Given problem
Take every line that has the string "name" and copy it out.

begin Entries

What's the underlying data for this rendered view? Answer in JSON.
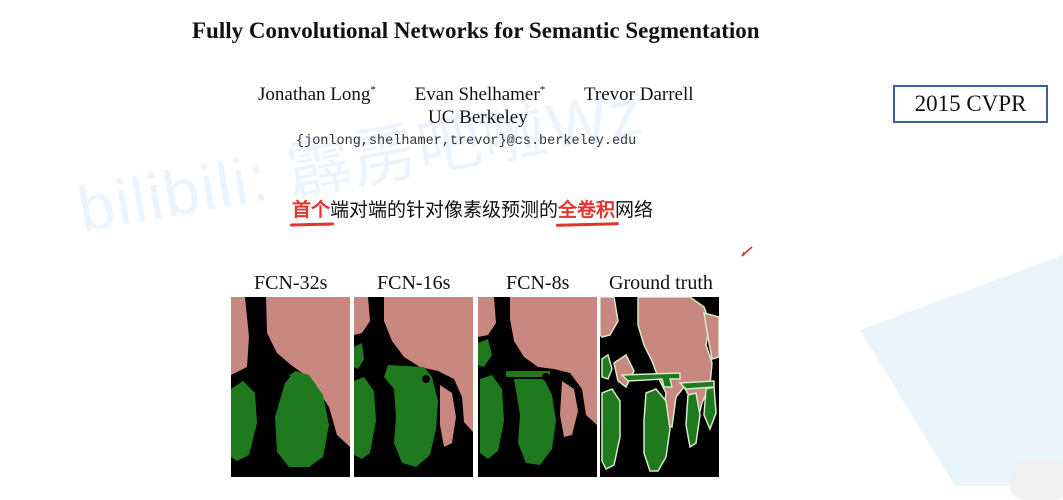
{
  "paper": {
    "title": "Fully Convolutional Networks for Semantic Segmentation",
    "authors": [
      {
        "name": "Jonathan Long",
        "mark": "*"
      },
      {
        "name": "Evan Shelhamer",
        "mark": "*"
      },
      {
        "name": "Trevor Darrell",
        "mark": ""
      }
    ],
    "affiliation": "UC Berkeley",
    "email": "{jonlong,shelhamer,trevor}@cs.berkeley.edu"
  },
  "badge": "2015 CVPR",
  "annotation": {
    "part1": "首个",
    "part2": "端对端的针对像素级预测的",
    "part3": "全卷积",
    "part4": "网络"
  },
  "watermark": "bilibili: 霹雳吧啦Wz",
  "figure": {
    "panels": [
      {
        "label": "FCN-32s"
      },
      {
        "label": "FCN-16s"
      },
      {
        "label": "FCN-8s"
      },
      {
        "label": "Ground truth"
      }
    ],
    "colors": {
      "background": "#000000",
      "person": "#c88880",
      "bicycle": "#1f7a1f",
      "boundary": "#d8e8c8"
    }
  },
  "colors": {
    "highlight": "#e3342f",
    "badge_border": "#3f5f9a"
  }
}
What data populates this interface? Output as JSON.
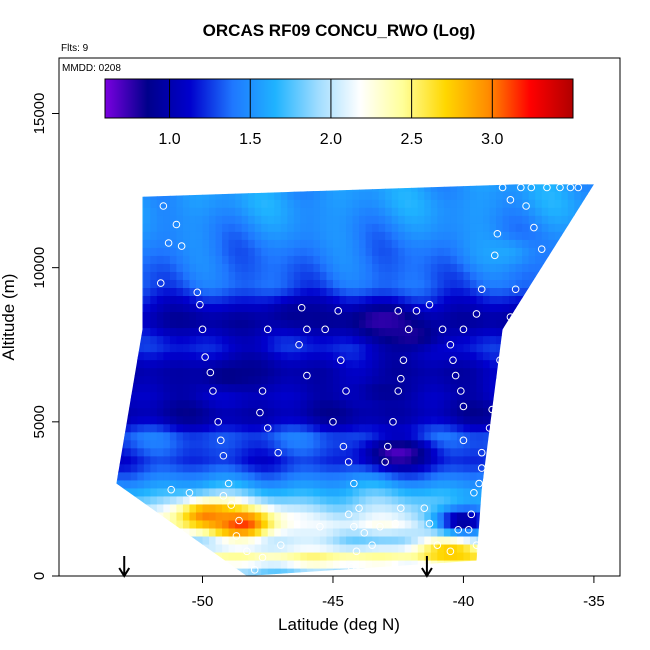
{
  "chart_data": {
    "type": "heatmap",
    "title": "ORCAS RF09 CONCU_RWO (Log)",
    "flights_label": "Flts: 9",
    "date_label": "MMDD: 0208",
    "xlabel": "Latitude (deg N)",
    "ylabel": "Altitude (m)",
    "xlim": [
      -55.5,
      -34
    ],
    "ylim": [
      0,
      16800
    ],
    "x_ticks": [
      -50,
      -45,
      -40,
      -35
    ],
    "x_tick_labels": [
      "-50",
      "-45",
      "-40",
      "-35"
    ],
    "y_ticks": [
      0,
      5000,
      10000,
      15000
    ],
    "y_tick_labels": [
      "0",
      "5000",
      "10000",
      "15000"
    ],
    "colorbar": {
      "range": [
        0.6,
        3.5
      ],
      "ticks": [
        1.0,
        1.5,
        2.0,
        2.5,
        3.0
      ],
      "tick_labels": [
        "1.0",
        "1.5",
        "2.0",
        "2.5",
        "3.0"
      ],
      "colors": [
        "#7a00e0",
        "#00008b",
        "#0000cd",
        "#1f77ff",
        "#1fb3ff",
        "#9fdcff",
        "#ffffff",
        "#ffff99",
        "#ffd700",
        "#ff8c00",
        "#ff0000",
        "#b00000"
      ]
    },
    "markers_x": [
      -53.0,
      -41.4
    ],
    "domain_polygon": [
      [
        -52.3,
        12300
      ],
      [
        -38.0,
        12700
      ],
      [
        -35.0,
        12700
      ],
      [
        -38.5,
        8000
      ],
      [
        -39.3,
        2800
      ],
      [
        -39.5,
        500
      ],
      [
        -48.3,
        0
      ],
      [
        -53.3,
        3000
      ],
      [
        -52.3,
        8000
      ]
    ],
    "bands": [
      {
        "alt": 12000,
        "val": 1.55
      },
      {
        "alt": 10500,
        "val": 1.4
      },
      {
        "alt": 9400,
        "val": 1.35
      },
      {
        "alt": 8300,
        "val": 0.95
      },
      {
        "alt": 7500,
        "val": 1.2
      },
      {
        "alt": 6700,
        "val": 1.0
      },
      {
        "alt": 5900,
        "val": 1.1
      },
      {
        "alt": 5200,
        "val": 0.95
      },
      {
        "alt": 4500,
        "val": 1.35
      },
      {
        "alt": 3700,
        "val": 1.2
      },
      {
        "alt": 2900,
        "val": 1.6
      },
      {
        "alt": 2300,
        "val": 1.9
      },
      {
        "alt": 1700,
        "val": 2.2
      },
      {
        "alt": 1100,
        "val": 1.8
      },
      {
        "alt": 600,
        "val": 2.5
      },
      {
        "alt": 200,
        "val": 1.9
      }
    ],
    "blobs": [
      {
        "x": -46.5,
        "alt": 8500,
        "val": 0.9
      },
      {
        "x": -43.0,
        "alt": 8300,
        "val": 0.75
      },
      {
        "x": -42.0,
        "alt": 7800,
        "val": 0.8
      },
      {
        "x": -49.0,
        "alt": 6500,
        "val": 0.85
      },
      {
        "x": -43.0,
        "alt": 6000,
        "val": 0.9
      },
      {
        "x": -42.5,
        "alt": 4000,
        "val": 0.7
      },
      {
        "x": -48.5,
        "alt": 1700,
        "val": 3.2
      },
      {
        "x": -49.8,
        "alt": 2000,
        "val": 3.0
      },
      {
        "x": -40.5,
        "alt": 900,
        "val": 2.8
      },
      {
        "x": -40.0,
        "alt": 1800,
        "val": 0.9
      },
      {
        "x": -46.0,
        "alt": 1400,
        "val": 2.1
      },
      {
        "x": -38.5,
        "alt": 10500,
        "val": 1.6
      }
    ],
    "points": [
      {
        "x": -51.5,
        "y": 12000
      },
      {
        "x": -51.0,
        "y": 11400
      },
      {
        "x": -51.3,
        "y": 10800
      },
      {
        "x": -50.8,
        "y": 10700
      },
      {
        "x": -51.6,
        "y": 9500
      },
      {
        "x": -50.2,
        "y": 9200
      },
      {
        "x": -50.1,
        "y": 8800
      },
      {
        "x": -50.0,
        "y": 8000
      },
      {
        "x": -52.7,
        "y": 8000
      },
      {
        "x": -52.9,
        "y": 7100
      },
      {
        "x": -49.9,
        "y": 7100
      },
      {
        "x": -49.7,
        "y": 6600
      },
      {
        "x": -49.6,
        "y": 6000
      },
      {
        "x": -53.0,
        "y": 6000
      },
      {
        "x": -53.2,
        "y": 5500
      },
      {
        "x": -49.4,
        "y": 5000
      },
      {
        "x": -49.3,
        "y": 4400
      },
      {
        "x": -49.2,
        "y": 3900
      },
      {
        "x": -53.5,
        "y": 4000
      },
      {
        "x": -49.0,
        "y": 3000
      },
      {
        "x": -46.2,
        "y": 8700
      },
      {
        "x": -46.0,
        "y": 8000
      },
      {
        "x": -47.5,
        "y": 8000
      },
      {
        "x": -46.3,
        "y": 7500
      },
      {
        "x": -46.0,
        "y": 6500
      },
      {
        "x": -44.8,
        "y": 8600
      },
      {
        "x": -45.3,
        "y": 8000
      },
      {
        "x": -44.7,
        "y": 7000
      },
      {
        "x": -44.5,
        "y": 6000
      },
      {
        "x": -45.0,
        "y": 5000
      },
      {
        "x": -47.7,
        "y": 6000
      },
      {
        "x": -47.8,
        "y": 5300
      },
      {
        "x": -47.5,
        "y": 4800
      },
      {
        "x": -47.1,
        "y": 4000
      },
      {
        "x": -44.6,
        "y": 4200
      },
      {
        "x": -44.4,
        "y": 3700
      },
      {
        "x": -44.2,
        "y": 3000
      },
      {
        "x": -42.5,
        "y": 8600
      },
      {
        "x": -41.8,
        "y": 8600
      },
      {
        "x": -42.1,
        "y": 8000
      },
      {
        "x": -42.3,
        "y": 7000
      },
      {
        "x": -42.4,
        "y": 6400
      },
      {
        "x": -42.5,
        "y": 6000
      },
      {
        "x": -42.7,
        "y": 5000
      },
      {
        "x": -42.9,
        "y": 4200
      },
      {
        "x": -43.0,
        "y": 3700
      },
      {
        "x": -41.3,
        "y": 8800
      },
      {
        "x": -40.8,
        "y": 8000
      },
      {
        "x": -40.5,
        "y": 7500
      },
      {
        "x": -40.4,
        "y": 7000
      },
      {
        "x": -40.3,
        "y": 6500
      },
      {
        "x": -40.1,
        "y": 6000
      },
      {
        "x": -40.0,
        "y": 5500
      },
      {
        "x": -40.0,
        "y": 4400
      },
      {
        "x": -39.5,
        "y": 8500
      },
      {
        "x": -40.0,
        "y": 8000
      },
      {
        "x": -39.3,
        "y": 9300
      },
      {
        "x": -38.8,
        "y": 10400
      },
      {
        "x": -38.7,
        "y": 11100
      },
      {
        "x": -38.2,
        "y": 12200
      },
      {
        "x": -38.5,
        "y": 12600
      },
      {
        "x": -37.8,
        "y": 12600
      },
      {
        "x": -37.4,
        "y": 12600
      },
      {
        "x": -36.8,
        "y": 12600
      },
      {
        "x": -36.3,
        "y": 12600
      },
      {
        "x": -35.9,
        "y": 12600
      },
      {
        "x": -35.6,
        "y": 12600
      },
      {
        "x": -37.6,
        "y": 12000
      },
      {
        "x": -37.3,
        "y": 11300
      },
      {
        "x": -37.0,
        "y": 10600
      },
      {
        "x": -38.0,
        "y": 9300
      },
      {
        "x": -38.2,
        "y": 8400
      },
      {
        "x": -38.3,
        "y": 8000
      },
      {
        "x": -38.6,
        "y": 7000
      },
      {
        "x": -38.6,
        "y": 6000
      },
      {
        "x": -38.7,
        "y": 5700
      },
      {
        "x": -38.9,
        "y": 5400
      },
      {
        "x": -39.0,
        "y": 4800
      },
      {
        "x": -39.3,
        "y": 4000
      },
      {
        "x": -39.3,
        "y": 3500
      },
      {
        "x": -39.4,
        "y": 3000
      },
      {
        "x": -39.6,
        "y": 2700
      },
      {
        "x": -39.7,
        "y": 2000
      },
      {
        "x": -39.8,
        "y": 1500
      },
      {
        "x": -39.5,
        "y": 1000
      },
      {
        "x": -40.2,
        "y": 1500
      },
      {
        "x": -40.5,
        "y": 800
      },
      {
        "x": -41.0,
        "y": 1000
      },
      {
        "x": -41.3,
        "y": 1700
      },
      {
        "x": -41.5,
        "y": 2200
      },
      {
        "x": -42.4,
        "y": 2200
      },
      {
        "x": -42.6,
        "y": 1700
      },
      {
        "x": -43.2,
        "y": 1600
      },
      {
        "x": -43.5,
        "y": 1000
      },
      {
        "x": -43.8,
        "y": 1400
      },
      {
        "x": -44.1,
        "y": 800
      },
      {
        "x": -44.3,
        "y": 300
      },
      {
        "x": -44.4,
        "y": 2000
      },
      {
        "x": -44.2,
        "y": 1600
      },
      {
        "x": -44.0,
        "y": 2200
      },
      {
        "x": -45.5,
        "y": 1600
      },
      {
        "x": -47.0,
        "y": 1000
      },
      {
        "x": -47.7,
        "y": 600
      },
      {
        "x": -48.0,
        "y": 200
      },
      {
        "x": -48.3,
        "y": 800
      },
      {
        "x": -48.7,
        "y": 1300
      },
      {
        "x": -48.6,
        "y": 1800
      },
      {
        "x": -48.9,
        "y": 2300
      },
      {
        "x": -49.2,
        "y": 2600
      },
      {
        "x": -50.5,
        "y": 2700
      },
      {
        "x": -51.2,
        "y": 2800
      }
    ]
  }
}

end Entries

Reply to the exercise
        "name": "Jonathan Long",
        "name": "Evan Shelhamer",
        "name": "Trevor Darrell",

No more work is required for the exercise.